Stated goal »
Copy out every record below with complete accuracy.

Material »
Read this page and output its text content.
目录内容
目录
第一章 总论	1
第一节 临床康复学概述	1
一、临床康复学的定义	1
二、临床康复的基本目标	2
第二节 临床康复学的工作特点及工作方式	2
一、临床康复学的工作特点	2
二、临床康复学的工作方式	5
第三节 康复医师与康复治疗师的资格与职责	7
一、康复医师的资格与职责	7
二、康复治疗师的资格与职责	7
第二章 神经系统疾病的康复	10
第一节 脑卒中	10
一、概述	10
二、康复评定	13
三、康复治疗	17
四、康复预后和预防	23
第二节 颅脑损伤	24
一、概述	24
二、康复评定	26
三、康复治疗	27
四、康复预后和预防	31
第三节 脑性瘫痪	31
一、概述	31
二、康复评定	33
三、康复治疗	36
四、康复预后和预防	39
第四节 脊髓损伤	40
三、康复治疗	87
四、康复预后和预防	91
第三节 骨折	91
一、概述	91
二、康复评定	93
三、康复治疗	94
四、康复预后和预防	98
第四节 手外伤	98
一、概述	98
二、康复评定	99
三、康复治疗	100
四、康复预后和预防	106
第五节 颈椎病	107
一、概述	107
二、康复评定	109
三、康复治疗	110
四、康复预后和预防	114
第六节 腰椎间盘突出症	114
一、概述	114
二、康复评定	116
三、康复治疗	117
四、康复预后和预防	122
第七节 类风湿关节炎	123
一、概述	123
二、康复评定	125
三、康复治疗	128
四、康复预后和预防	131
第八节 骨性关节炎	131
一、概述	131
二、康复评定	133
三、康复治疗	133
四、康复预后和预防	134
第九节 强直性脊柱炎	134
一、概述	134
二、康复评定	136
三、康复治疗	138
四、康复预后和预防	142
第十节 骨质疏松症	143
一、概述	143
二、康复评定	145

Right answer »
Read this page and output its text content.
目录内容
目录
第一章 总论	1
第一节 临床康复学概述	1
一、临床康复学的定义	1
二、临床康复的基本目标	2
第二节 临床康复学的工作特点及工作方式	2
一、临床康复学的工作特点	2
二、临床康复学的工作方式	5
第三节 康复医师与康复治疗师的资格与职责	7
一、康复医师的资格与职责	7
二、康复治疗师的资格与职责	7
第二章 神经系统疾病的康复	10
第一节 脑卒中	10
一、概述	10
二、康复评定	13
三、康复治疗	17
四、康复预后和预防	23
第二节 颅脑损伤	24
一、概述	24
二、康复评定	26
三、康复治疗	27
四、康复预后和预防	31
第三节 脑性瘫痪	31
一、概述	31
二、康复评定	33
三、康复治疗	36
四、康复预后和预防	39
第四节 脊髓损伤	40
三、康复治疗	87
四、康复预后和预防	91
第三节 骨折	91
一、概述	91
二、康复评定	93
三、康复治疗	94
四、康复预后和预防	98
第四节 手外伤	98
一、概述	98
二、康复评定	99
三、康复治疗	100
四、康复预后和预防	106
第五节 颈椎病	107
一、概述	107
二、康复评定	109
三、康复治疗	110
四、康复预后和预防	114
第六节 腰椎间盘突出症	114
一、概述	114
二、康复评定	116
三、康复治疗	117
四、康复预后和预防	122
第七节 类风湿关节炎	123
一、概述	123
二、康复评定	125
三、康复治疗	128
四、康复预后和预防	131
第八节 骨性关节炎	131
一、概述	131
二、康复评定	133
三、康复治疗	133
四、康复预后和预防	134
第九节 强直性脊柱炎	134
一、概述	134
二、康复评定	136
三、康复治疗	138
四、康复预后和预防	142
第十节 骨质疏松症	143
一、概述	143
二、康复评定	145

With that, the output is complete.